**TASK DESCRIPTION**
Gather all lines in the entries that include the word "times".

### MATERIAL PROVIDED

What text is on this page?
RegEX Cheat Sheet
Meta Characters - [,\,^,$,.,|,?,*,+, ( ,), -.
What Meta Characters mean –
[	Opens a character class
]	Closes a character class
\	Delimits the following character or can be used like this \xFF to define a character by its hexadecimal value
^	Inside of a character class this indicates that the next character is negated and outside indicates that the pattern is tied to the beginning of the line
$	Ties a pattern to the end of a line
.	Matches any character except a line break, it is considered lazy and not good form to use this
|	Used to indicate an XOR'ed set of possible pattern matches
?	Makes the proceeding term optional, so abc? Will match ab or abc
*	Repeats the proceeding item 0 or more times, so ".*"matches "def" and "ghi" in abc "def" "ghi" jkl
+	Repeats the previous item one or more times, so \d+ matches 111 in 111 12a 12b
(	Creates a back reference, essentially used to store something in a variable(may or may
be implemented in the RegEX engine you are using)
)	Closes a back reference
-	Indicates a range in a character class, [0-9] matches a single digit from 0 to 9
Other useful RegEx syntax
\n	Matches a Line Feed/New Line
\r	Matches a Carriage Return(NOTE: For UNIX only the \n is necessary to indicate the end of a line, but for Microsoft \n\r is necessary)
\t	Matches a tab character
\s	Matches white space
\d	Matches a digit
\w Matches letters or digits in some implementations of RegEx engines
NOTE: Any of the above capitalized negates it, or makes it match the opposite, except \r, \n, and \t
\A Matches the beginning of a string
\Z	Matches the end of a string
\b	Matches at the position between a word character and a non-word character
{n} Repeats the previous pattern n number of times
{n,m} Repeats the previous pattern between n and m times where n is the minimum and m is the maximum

######

**SOLVED EXERCISE**
*	Repeats the proceeding item 0 or more times, so ".*"matches "def" and "ghi" in abc "def" "ghi" jkl
+	Repeats the previous item one or more times, so \d+ matches 111 in 111 12a 12b
{n} Repeats the previous pattern n number of times
{n,m} Repeats the previous pattern between n and m times where n is the minimum and m is the maximum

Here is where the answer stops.